(Data records)

#####

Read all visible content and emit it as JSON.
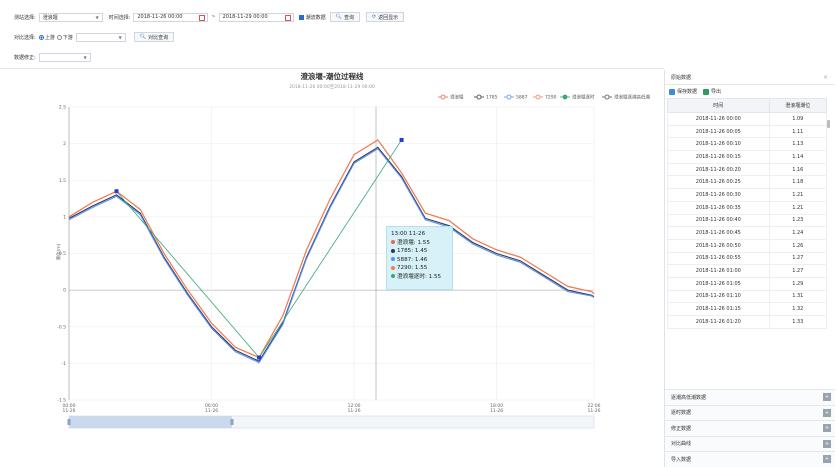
{
  "toolbar": {
    "station_label": "测站选择:",
    "station_value": "澄浪堰",
    "time_label": "时间选择:",
    "start_date": "2018-11-26 00:00",
    "end_date": "2018-11-29 00:00",
    "date_sep": "~",
    "tide_checkbox_label": "潮流数据",
    "query_label": "查询",
    "back_label": "返回显示",
    "compare_label": "对比选择:",
    "radio_up": "上游",
    "radio_down": "下游",
    "compare_query_label": "对比查询",
    "correction_label": "数据修正:"
  },
  "colors": {
    "red": "#e8684a",
    "dark": "#2b3a55",
    "teal": "#5b8ff9",
    "green": "#3aa774",
    "orange": "#f07f56",
    "accent": "#2a6bc7"
  },
  "chart_data": {
    "type": "line",
    "title": "澄浪堰-潮位过程线",
    "subtitle": "2018-11-26 00:00至2018-11-29 00:00",
    "xlabel": "",
    "ylabel": "潮位(m)",
    "ylim": [
      -1.5,
      2.5
    ],
    "yticks": [
      "2.5",
      "2",
      "1.5",
      "1",
      "0.5",
      "0",
      "-0.5",
      "-1",
      "-1.5"
    ],
    "xticks": [
      {
        "t": "00:00",
        "d": "11-26"
      },
      {
        "t": "06:00",
        "d": "11-26"
      },
      {
        "t": "12:00",
        "d": "11-26"
      },
      {
        "t": "18:00",
        "d": "11-26"
      },
      {
        "t": "22:06",
        "d": "11-26"
      }
    ],
    "x_hours": [
      0,
      1,
      2,
      3,
      4,
      5,
      6,
      7,
      8,
      9,
      10,
      11,
      12,
      13,
      14,
      15,
      16,
      17,
      18,
      19,
      20,
      21,
      22,
      22.1
    ],
    "series": [
      {
        "name": "澄浪堰",
        "color": "#e8684a",
        "values": [
          1.0,
          1.2,
          1.35,
          1.1,
          0.5,
          0.0,
          -0.45,
          -0.78,
          -0.92,
          -0.35,
          0.55,
          1.25,
          1.85,
          2.05,
          1.6,
          1.05,
          0.95,
          0.7,
          0.55,
          0.45,
          0.25,
          0.05,
          -0.02,
          -0.05
        ]
      },
      {
        "name": "1785",
        "color": "#2b3a55",
        "values": [
          0.98,
          1.15,
          1.3,
          1.05,
          0.45,
          -0.05,
          -0.5,
          -0.82,
          -0.97,
          -0.45,
          0.45,
          1.15,
          1.75,
          1.95,
          1.55,
          0.98,
          0.88,
          0.65,
          0.5,
          0.4,
          0.2,
          0.0,
          -0.07,
          -0.09
        ]
      },
      {
        "name": "5887",
        "color": "#5b8ff9",
        "values": [
          0.96,
          1.13,
          1.28,
          1.03,
          0.43,
          -0.07,
          -0.52,
          -0.84,
          -0.99,
          -0.47,
          0.43,
          1.13,
          1.73,
          1.93,
          1.53,
          0.96,
          0.86,
          0.63,
          0.48,
          0.38,
          0.18,
          -0.02,
          -0.08,
          -0.1
        ]
      },
      {
        "name": "7290",
        "color": "#f07f56",
        "values": [
          1.0,
          1.2,
          1.35,
          1.1,
          0.5,
          0.0,
          -0.45,
          -0.78,
          -0.92,
          -0.35,
          0.55,
          1.25,
          1.85,
          2.05,
          1.6,
          1.05,
          0.95,
          0.7,
          0.55,
          0.45,
          0.25,
          0.05,
          -0.02,
          -0.05
        ]
      },
      {
        "name": "澄浪堰逐时",
        "color": "#3aa774",
        "x": [
          2.0,
          8.0,
          14.0
        ],
        "values": [
          1.35,
          -0.92,
          2.05
        ]
      }
    ],
    "legend": [
      "澄浪堰",
      "1785",
      "5887",
      "7290",
      "澄浪堰逐时",
      "澄浪堰逐潮高低潮"
    ],
    "legend_position": "top-right",
    "grid": true
  },
  "tooltip": {
    "title": "13:00 11-26",
    "rows": [
      {
        "label": "澄浪堰: 1.55",
        "color": "#e8684a"
      },
      {
        "label": "1785: 1.45",
        "color": "#2b3a55"
      },
      {
        "label": "5887: 1.46",
        "color": "#5b8ff9"
      },
      {
        "label": "7290: 1.55",
        "color": "#f07f56"
      },
      {
        "label": "澄浪堰逐时: 1.55",
        "color": "#3aa774"
      }
    ]
  },
  "panel": {
    "title": "原始数据",
    "save_label": "保存数据",
    "export_label": "导出",
    "col_time": "时间",
    "col_value": "澄浪堰潮位",
    "rows": [
      [
        "2018-11-26 00:00",
        "1.09"
      ],
      [
        "2018-11-26 00:05",
        "1.11"
      ],
      [
        "2018-11-26 00:10",
        "1.13"
      ],
      [
        "2018-11-26 00:15",
        "1.14"
      ],
      [
        "2018-11-26 00:20",
        "1.16"
      ],
      [
        "2018-11-26 00:25",
        "1.18"
      ],
      [
        "2018-11-26 00:30",
        "1.21"
      ],
      [
        "2018-11-26 00:35",
        "1.21"
      ],
      [
        "2018-11-26 00:40",
        "1.23"
      ],
      [
        "2018-11-26 00:45",
        "1.24"
      ],
      [
        "2018-11-26 00:50",
        "1.26"
      ],
      [
        "2018-11-26 00:55",
        "1.27"
      ],
      [
        "2018-11-26 01:00",
        "1.27"
      ],
      [
        "2018-11-26 01:05",
        "1.29"
      ],
      [
        "2018-11-26 01:10",
        "1.31"
      ],
      [
        "2018-11-26 01:15",
        "1.32"
      ],
      [
        "2018-11-26 01:20",
        "1.33"
      ]
    ],
    "accordion": [
      "逐潮高低潮数据",
      "逐时数据",
      "修正数据",
      "对比曲线",
      "导入数据"
    ]
  }
}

#####

All lines above containing the string "name" are to be collected.

        "name": "澄浪堰",
        "name": "1785",
        "name": "5887",
        "name": "7290",
        "name": "澄浪堰逐时",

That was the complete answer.